** Start Dataset entries **

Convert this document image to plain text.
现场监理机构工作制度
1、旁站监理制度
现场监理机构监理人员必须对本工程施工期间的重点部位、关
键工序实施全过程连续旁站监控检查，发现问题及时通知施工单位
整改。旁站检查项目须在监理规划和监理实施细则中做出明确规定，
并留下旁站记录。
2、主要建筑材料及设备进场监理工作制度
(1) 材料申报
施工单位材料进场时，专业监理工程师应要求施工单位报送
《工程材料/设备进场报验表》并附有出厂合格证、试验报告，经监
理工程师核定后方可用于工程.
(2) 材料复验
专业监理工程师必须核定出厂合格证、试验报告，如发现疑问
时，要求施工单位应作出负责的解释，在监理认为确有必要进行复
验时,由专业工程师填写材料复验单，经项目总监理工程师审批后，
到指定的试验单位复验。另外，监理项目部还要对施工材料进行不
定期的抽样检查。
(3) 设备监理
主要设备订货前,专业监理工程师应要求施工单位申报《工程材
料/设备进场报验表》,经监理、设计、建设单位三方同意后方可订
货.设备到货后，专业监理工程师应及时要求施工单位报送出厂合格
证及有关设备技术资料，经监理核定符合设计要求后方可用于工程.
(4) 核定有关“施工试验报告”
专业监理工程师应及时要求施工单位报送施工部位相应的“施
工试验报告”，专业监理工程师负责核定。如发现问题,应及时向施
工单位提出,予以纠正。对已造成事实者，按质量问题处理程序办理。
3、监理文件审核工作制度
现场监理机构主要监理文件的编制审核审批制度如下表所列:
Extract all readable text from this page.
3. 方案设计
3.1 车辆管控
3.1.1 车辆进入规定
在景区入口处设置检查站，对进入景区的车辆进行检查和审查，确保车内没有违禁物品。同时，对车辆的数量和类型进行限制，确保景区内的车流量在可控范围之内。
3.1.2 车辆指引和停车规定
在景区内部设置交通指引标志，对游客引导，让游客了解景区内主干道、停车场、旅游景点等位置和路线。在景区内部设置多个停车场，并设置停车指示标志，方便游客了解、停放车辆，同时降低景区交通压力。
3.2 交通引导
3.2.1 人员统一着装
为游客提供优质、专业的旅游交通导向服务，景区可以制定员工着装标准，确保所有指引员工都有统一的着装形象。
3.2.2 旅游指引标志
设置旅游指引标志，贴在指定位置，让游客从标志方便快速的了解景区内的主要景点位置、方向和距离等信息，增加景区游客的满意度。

** End Dataset entries **

— Short task —
Repeat every entry word for word.

— Task solution —
Convert this document image to plain text.
现场监理机构工作制度
1、旁站监理制度
现场监理机构监理人员必须对本工程施工期间的重点部位、关
键工序实施全过程连续旁站监控检查，发现问题及时通知施工单位
整改。旁站检查项目须在监理规划和监理实施细则中做出明确规定，
并留下旁站记录。
2、主要建筑材料及设备进场监理工作制度
(1) 材料申报
施工单位材料进场时，专业监理工程师应要求施工单位报送
《工程材料/设备进场报验表》并附有出厂合格证、试验报告，经监
理工程师核定后方可用于工程.
(2) 材料复验
专业监理工程师必须核定出厂合格证、试验报告，如发现疑问
时，要求施工单位应作出负责的解释，在监理认为确有必要进行复
验时,由专业工程师填写材料复验单，经项目总监理工程师审批后，
到指定的试验单位复验。另外，监理项目部还要对施工材料进行不
定期的抽样检查。
(3) 设备监理
主要设备订货前,专业监理工程师应要求施工单位申报《工程材
料/设备进场报验表》,经监理、设计、建设单位三方同意后方可订
货.设备到货后，专业监理工程师应及时要求施工单位报送出厂合格
证及有关设备技术资料，经监理核定符合设计要求后方可用于工程.
(4) 核定有关“施工试验报告”
专业监理工程师应及时要求施工单位报送施工部位相应的“施
工试验报告”，专业监理工程师负责核定。如发现问题,应及时向施
工单位提出,予以纠正。对已造成事实者，按质量问题处理程序办理。
3、监理文件审核工作制度
现场监理机构主要监理文件的编制审核审批制度如下表所列:
Extract all readable text from this page.
3. 方案设计
3.1 车辆管控
3.1.1 车辆进入规定
在景区入口处设置检查站，对进入景区的车辆进行检查和审查，确保车内没有违禁物品。同时，对车辆的数量和类型进行限制，确保景区内的车流量在可控范围之内。
3.1.2 车辆指引和停车规定
在景区内部设置交通指引标志，对游客引导，让游客了解景区内主干道、停车场、旅游景点等位置和路线。在景区内部设置多个停车场，并设置停车指示标志，方便游客了解、停放车辆，同时降低景区交通压力。
3.2 交通引导
3.2.1 人员统一着装
为游客提供优质、专业的旅游交通导向服务，景区可以制定员工着装标准，确保所有指引员工都有统一的着装形象。
3.2.2 旅游指引标志
设置旅游指引标志，贴在指定位置，让游客从标志方便快速的了解景区内的主要景点位置、方向和距离等信息，增加景区游客的满意度。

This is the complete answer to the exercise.